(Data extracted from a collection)
━━━━━━━━━━━━━━━━
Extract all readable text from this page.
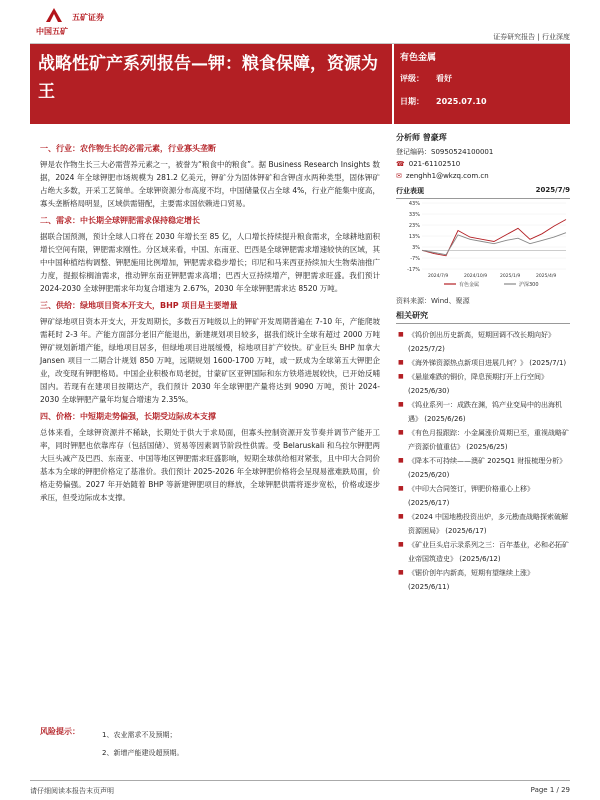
中国五矿
五矿证券
证券研究报告 | 行业深度
战略性矿产系列报告—钾：粮食保障，资源为王
有色金属
评级： 看好
日期： 2025.07.10
一、行业：农作物生长的必需元素，行业寡头垄断
钾是农作物生长三大必需营养元素之一，被誉为“粮食中的粮食”。据 Business Research Insights 数据，2024 年全球钾肥市场规模为 281.2 亿美元，钾矿分为固体钾矿和含钾卤水两种类型，固体钾矿占绝大多数，开采工艺简单。全球钾资源分布高度不均，中国储量仅占全球 4%，行业产能集中度高，寡头垄断格局明显，区域供需错配，主要需求国依赖进口贸易。
二、需求：中长期全球钾肥需求保持稳定增长
据联合国预测，预计全球人口将在 2030 年增长至 85 亿，人口增长持续提升粮食需求，全球耕地面积增长空间有限，钾肥需求刚性。分区域来看，中国、东南亚、巴西是全球钾肥需求增速较快的区域，其中中国种植结构调整、钾肥施用比例增加，钾肥需求稳步增长；印尼和马来西亚持续加大生物柴油推广力度，提振棕榈油需求，推动钾东南亚钾肥需求高增；巴西大豆持续增产，钾肥需求旺盛。我们预计 2024-2030 全球钾肥需求年均复合增速为 2.67%，2030 年全球钾肥需求达 8520 万吨。
三、供给：绿地项目资本开支大，BHP 项目是主要增量
钾矿绿地项目资本开支大，开发周期长，多数百万吨级以上的钾矿开发周期普遍在 7-10 年，产能爬坡需耗时 2-3 年。产能方面部分老旧产能退出，新建规划项目较多，据我们统计全球有超过 2000 万吨钾矿规划新增产能，绿地项目居多，但绿地项目进展缓慢，棕地项目扩产较快。矿业巨头 BHP 加拿大 Jansen 项目一二期合计规划 850 万吨，远期规划 1600-1700 万吨，或一跃成为全球第五大钾肥企业，改变现有钾肥格局。中国企业积极布局老挝，甘蒙矿区亚钾国际和东方铁塔进展较快，已开始反哺国内。若现有在建项目按期达产，我们预计 2030 年全球钾肥产量将达到 9090 万吨，预计 2024-2030 全球钾肥产量年均复合增速为 2.35%。
四、价格：中短期走势偏强，长期受边际成本支撑
总体来看，全球钾资源并不稀缺，长期处于供大于求局面，但寡头控制资源开发节奏并调节产能开工率，同时钾肥也依靠库存（包括国储）、贸易等因素调节阶段性供需。受 Belaruskali 和乌拉尔钾肥两大巨头减产及巴西、东南亚、中国等地区钾肥需求旺盛影响，短期全球供给相对紧张，且中印大合同价基本为全球的钾肥价格定了基准价。我们预计 2025-2026 年全球钾肥价格将会呈现易涨难跌局面，价格走势偏强。2027 年开始随着 BHP 等新建钾肥项目的释放，全球钾肥供需将逐步宽松，价格或逐步承压，但受边际成本支撑。
分析师 曾豪珲
登记编码：S0950524100001
☎ 021-61102510
✉ zenghh1@wkzq.com.cn
行业表现	2025/7/9
43%
33%
23%
13%
3%
-7%
-17%
2024/7/9	2024/10/9	2025/1/9	2025/4/9
有色金属	沪深300
资料来源：Wind、聚源
相关研究
■ 《钨价创出历史新高，短期回调不改长期向好》 (2025/7/2)
■ 《海外锑资源热点新项目进展几何？》 (2025/7/1)
■ 《悬崖难跌的铜价，降息预期打开上行空间》 (2025/6/30)
■ 《钨业系列一：成跌在渊，钨产业变局中的出海机遇》 (2025/6/26)
■ 《有色月报跟踪：小金属涨价周期已至，重视战略矿产资源价值重估》 (2025/6/25)
■ 《降本不可持续——澳矿 2025Q1 财报梳理分析》 (2025/6/20)
■ 《中印大合同签订，钾肥价格重心上移》 (2025/6/17)
■ 《2024 中国地勘投资出炉，多元勘查战略探索破解资源困局》 (2025/6/17)
■ 《矿业巨头启示录系列之三：百年基业，必和必拓矿业帝国筑造史》 (2025/6/12)
■ 《锯价创年内新高，短期有望继续上涨》 (2025/6/11)
风险提示：	1、农业需求不及预期；
2、新增产能建设超预期。
请仔细阅读本报告末页声明	Page 1 / 29
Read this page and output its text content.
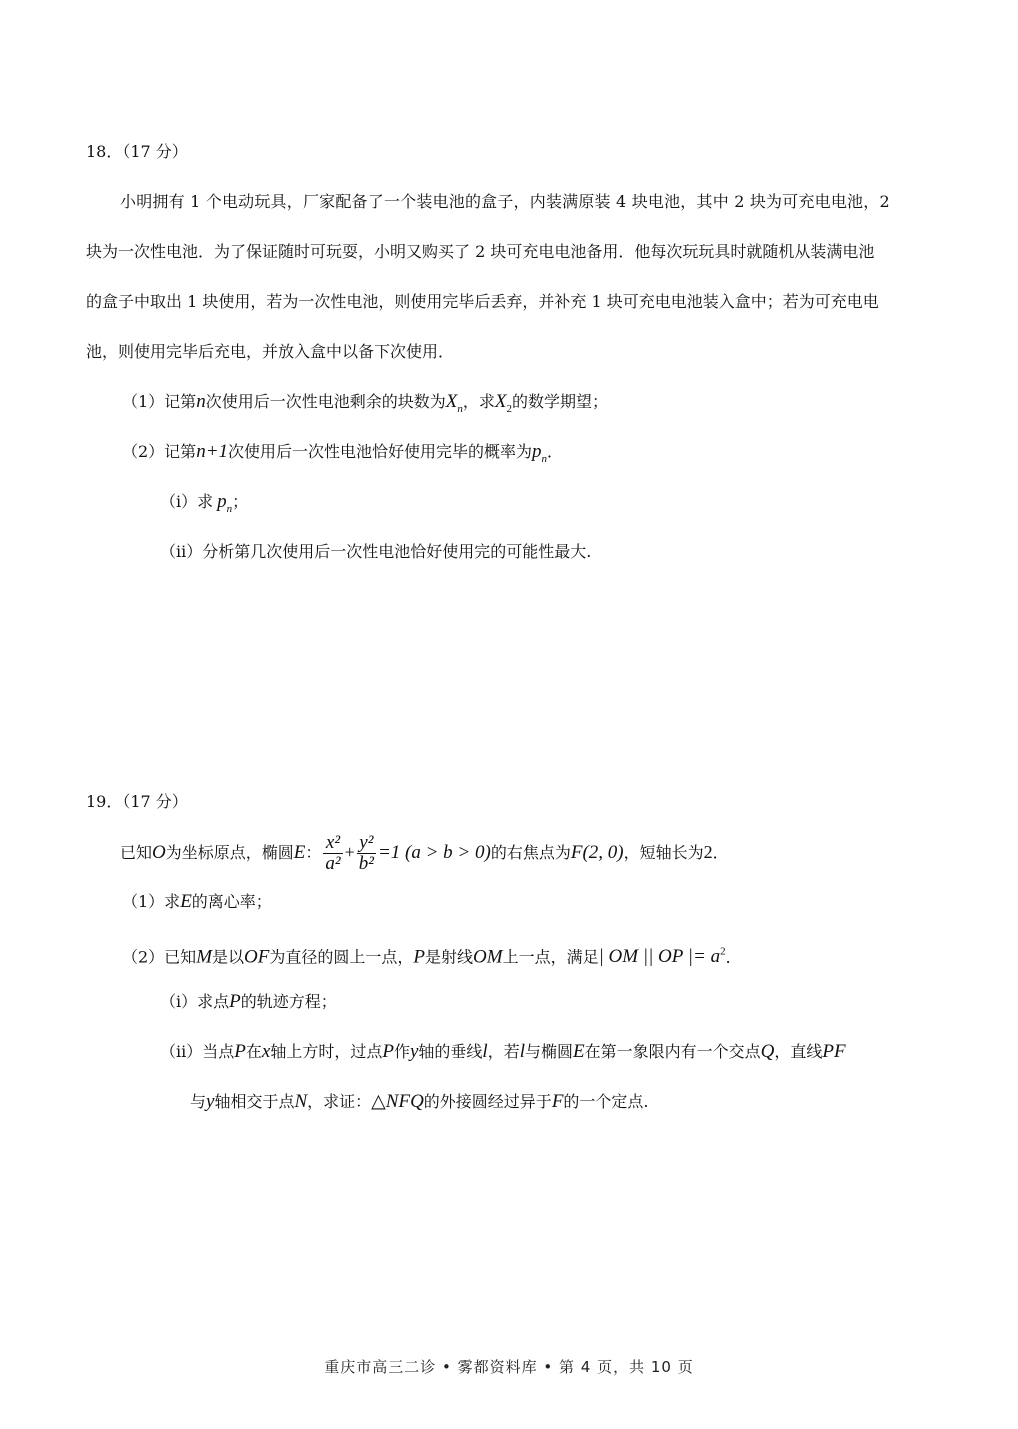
18．（17 分）
小明拥有 1 个电动玩具，厂家配备了一个装电池的盒子，内装满原装 4 块电池，其中 2 块为可充电电池，2
块为一次性电池．为了保证随时可玩耍，小明又购买了 2 块可充电电池备用．他每次玩玩具时就随机从装满电池
的盒子中取出 1 块使用，若为一次性电池，则使用完毕后丢弃，并补充 1 块可充电电池装入盒中；若为可充电电
池，则使用完毕后充电，并放入盒中以备下次使用．
（1）记第n次使用后一次性电池剩余的块数为$X_n$，求$X_2$的数学期望；
（2）记第n+1次使用后一次性电池恰好使用完毕的概率为$p_n$．
（i）求 $p_n$；
（ii）分析第几次使用后一次性电池恰好使用完的可能性最大.
19．（17 分）
已知O为坐标原点，椭圆E： $\frac{\text{x²}}{\text{a²}} + \frac{\text{y²}}{\text{b²}} =1$ (a > b > 0)的右焦点为F(2, 0)，短轴长为2．
（1）求E的离心率；
（2）已知M是以OF为直径的圆上一点，P是射线OM上一点，满足| OM || OP |= $a^2$．
（i）求点P的轨迹方程；
（ii）当点P在x轴上方时，过点P作y轴的垂线l，若l与椭圆E在第一象限内有一个交点Q，直线PF
与y轴相交于点N，求证：△NFQ的外接圆经过异于F的一个定点.
重庆市高三二诊 • 雾都资料库 • 第 4 页，共 10 页
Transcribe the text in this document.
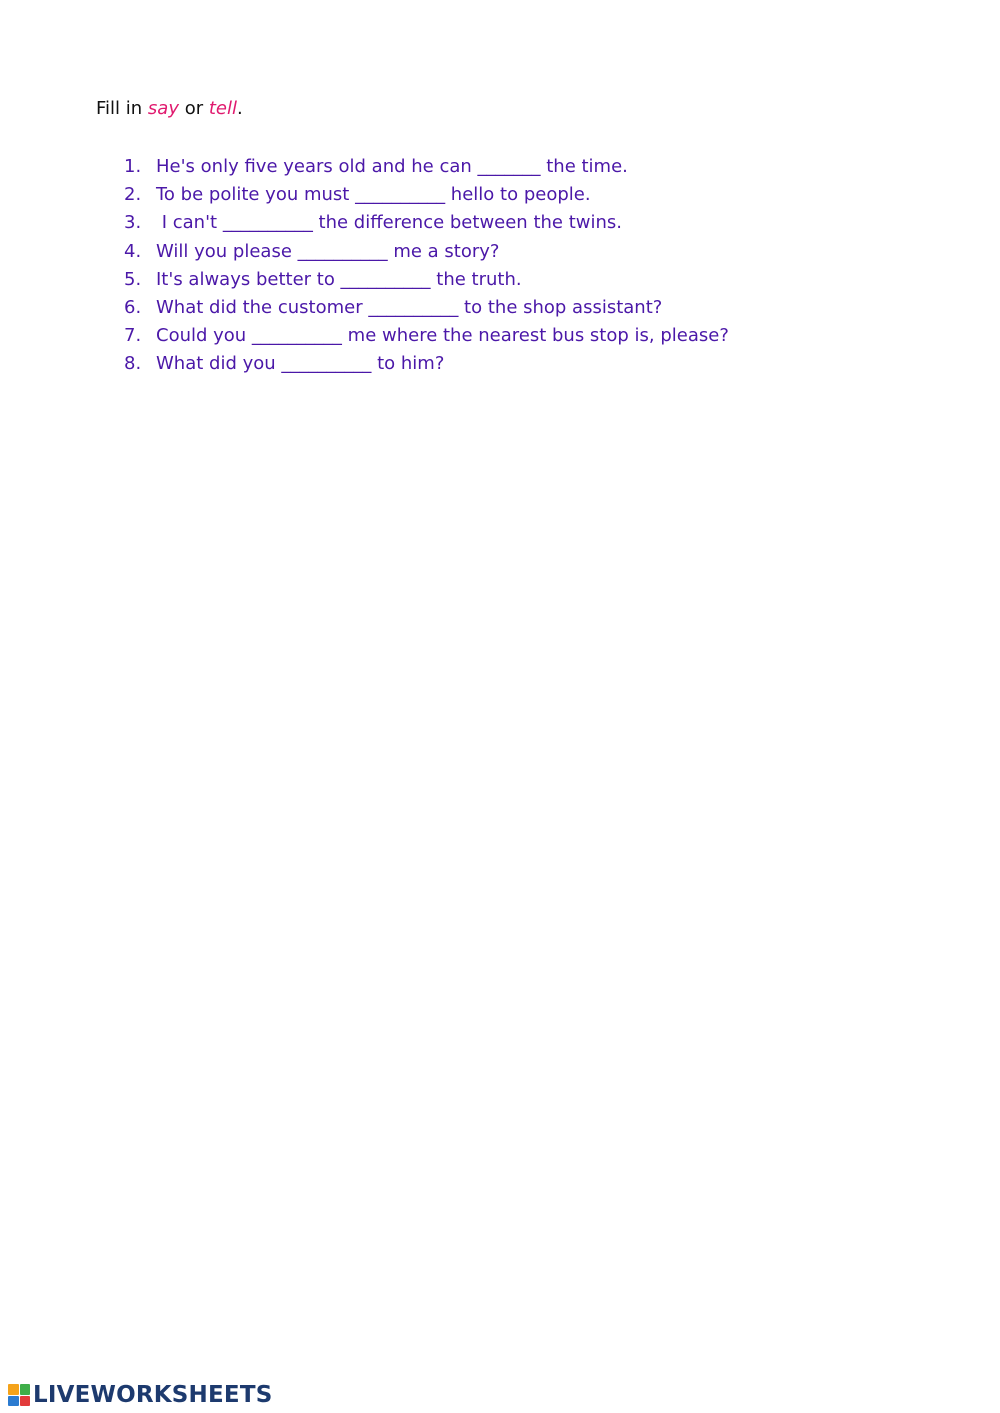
Fill in say or tell.
1. He's only five years old and he can _______ the time.
2. To be polite you must __________ hello to people.
3. I can't __________ the difference between the twins.
4. Will you please __________ me a story?
5. It's always better to __________ the truth.
6. What did the customer __________ to the shop assistant?
7. Could you __________ me where the nearest bus stop is, please?
8. What did you __________ to him?
LIVEWORKSHEETS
━━━━━━━━━━━━━━━━
■ What you have to do: Repeat the records above exactly, leaving out any pictures they contain.

■ Solution to this task:
Extract all readable text from this page.
中国五矿
五矿证券
证券研究报告 | 行业深度
战略性矿产系列报告—钾：粮食保障，资源为王
有色金属
评级： 看好
日期： 2025.07.10
一、行业：农作物生长的必需元素，行业寡头垄断
钾是农作物生长三大必需营养元素之一，被誉为“粮食中的粮食”。据 Business Research Insights 数据，2024 年全球钾肥市场规模为 281.2 亿美元，钾矿分为固体钾矿和含钾卤水两种类型，固体钾矿占绝大多数，开采工艺简单。全球钾资源分布高度不均，中国储量仅占全球 4%，行业产能集中度高，寡头垄断格局明显，区域供需错配，主要需求国依赖进口贸易。
二、需求：中长期全球钾肥需求保持稳定增长
据联合国预测，预计全球人口将在 2030 年增长至 85 亿，人口增长持续提升粮食需求，全球耕地面积增长空间有限，钾肥需求刚性。分区域来看，中国、东南亚、巴西是全球钾肥需求增速较快的区域，其中中国种植结构调整、钾肥施用比例增加，钾肥需求稳步增长；印尼和马来西亚持续加大生物柴油推广力度，提振棕榈油需求，推动钾东南亚钾肥需求高增；巴西大豆持续增产，钾肥需求旺盛。我们预计 2024-2030 全球钾肥需求年均复合增速为 2.67%，2030 年全球钾肥需求达 8520 万吨。
三、供给：绿地项目资本开支大，BHP 项目是主要增量
钾矿绿地项目资本开支大，开发周期长，多数百万吨级以上的钾矿开发周期普遍在 7-10 年，产能爬坡需耗时 2-3 年。产能方面部分老旧产能退出，新建规划项目较多，据我们统计全球有超过 2000 万吨钾矿规划新增产能，绿地项目居多，但绿地项目进展缓慢，棕地项目扩产较快。矿业巨头 BHP 加拿大 Jansen 项目一二期合计规划 850 万吨，远期规划 1600-1700 万吨，或一跃成为全球第五大钾肥企业，改变现有钾肥格局。中国企业积极布局老挝，甘蒙矿区亚钾国际和东方铁塔进展较快，已开始反哺国内。若现有在建项目按期达产，我们预计 2030 年全球钾肥产量将达到 9090 万吨，预计 2024-2030 全球钾肥产量年均复合增速为 2.35%。
四、价格：中短期走势偏强，长期受边际成本支撑
总体来看，全球钾资源并不稀缺，长期处于供大于求局面，但寡头控制资源开发节奏并调节产能开工率，同时钾肥也依靠库存（包括国储）、贸易等因素调节阶段性供需。受 Belaruskali 和乌拉尔钾肥两大巨头减产及巴西、东南亚、中国等地区钾肥需求旺盛影响，短期全球供给相对紧张，且中印大合同价基本为全球的钾肥价格定了基准价。我们预计 2025-2026 年全球钾肥价格将会呈现易涨难跌局面，价格走势偏强。2027 年开始随着 BHP 等新建钾肥项目的释放，全球钾肥供需将逐步宽松，价格或逐步承压，但受边际成本支撑。
分析师 曾豪珲
登记编码：S0950524100001
☎ 021-61102510
✉ zenghh1@wkzq.com.cn
行业表现	2025/7/9
43%
33%
23%
13%
3%
-7%
-17%
2024/7/9	2024/10/9	2025/1/9	2025/4/9
有色金属	沪深300
资料来源：Wind、聚源
相关研究
■ 《钨价创出历史新高，短期回调不改长期向好》 (2025/7/2)
■ 《海外锑资源热点新项目进展几何？》 (2025/7/1)
■ 《悬崖难跌的铜价，降息预期打开上行空间》 (2025/6/30)
■ 《钨业系列一：成跌在渊，钨产业变局中的出海机遇》 (2025/6/26)
■ 《有色月报跟踪：小金属涨价周期已至，重视战略矿产资源价值重估》 (2025/6/25)
■ 《降本不可持续——澳矿 2025Q1 财报梳理分析》 (2025/6/20)
■ 《中印大合同签订，钾肥价格重心上移》 (2025/6/17)
■ 《2024 中国地勘投资出炉，多元勘查战略探索破解资源困局》 (2025/6/17)
■ 《矿业巨头启示录系列之三：百年基业，必和必拓矿业帝国筑造史》 (2025/6/12)
■ 《锯价创年内新高，短期有望继续上涨》 (2025/6/11)
风险提示：	1、农业需求不及预期；
2、新增产能建设超预期。
请仔细阅读本报告末页声明	Page 1 / 29
Read this page and output its text content.
18．（17 分）
小明拥有 1 个电动玩具，厂家配备了一个装电池的盒子，内装满原装 4 块电池，其中 2 块为可充电电池，2
块为一次性电池．为了保证随时可玩耍，小明又购买了 2 块可充电电池备用．他每次玩玩具时就随机从装满电池
的盒子中取出 1 块使用，若为一次性电池，则使用完毕后丢弃，并补充 1 块可充电电池装入盒中；若为可充电电
池，则使用完毕后充电，并放入盒中以备下次使用．
（1）记第n次使用后一次性电池剩余的块数为$X_n$，求$X_2$的数学期望；
（2）记第n+1次使用后一次性电池恰好使用完毕的概率为$p_n$．
（i）求 $p_n$；
（ii）分析第几次使用后一次性电池恰好使用完的可能性最大.
19．（17 分）
已知O为坐标原点，椭圆E： $\frac{\text{x²}}{\text{a²}} + \frac{\text{y²}}{\text{b²}} =1$ (a > b > 0)的右焦点为F(2, 0)，短轴长为2．
（1）求E的离心率；
（2）已知M是以OF为直径的圆上一点，P是射线OM上一点，满足| OM || OP |= $a^2$．
（i）求点P的轨迹方程；
（ii）当点P在x轴上方时，过点P作y轴的垂线l，若l与椭圆E在第一象限内有一个交点Q，直线PF
与y轴相交于点N，求证：△NFQ的外接圆经过异于F的一个定点.
重庆市高三二诊 • 雾都资料库 • 第 4 页，共 10 页
Transcribe the text in this document.
Fill in say or tell.
1. He's only five years old and he can _______ the time.
2. To be polite you must __________ hello to people.
3. I can't __________ the difference between the twins.
4. Will you please __________ me a story?
5. It's always better to __________ the truth.
6. What did the customer __________ to the shop assistant?
7. Could you __________ me where the nearest bus stop is, please?
8. What did you __________ to him?
LIVEWORKSHEETS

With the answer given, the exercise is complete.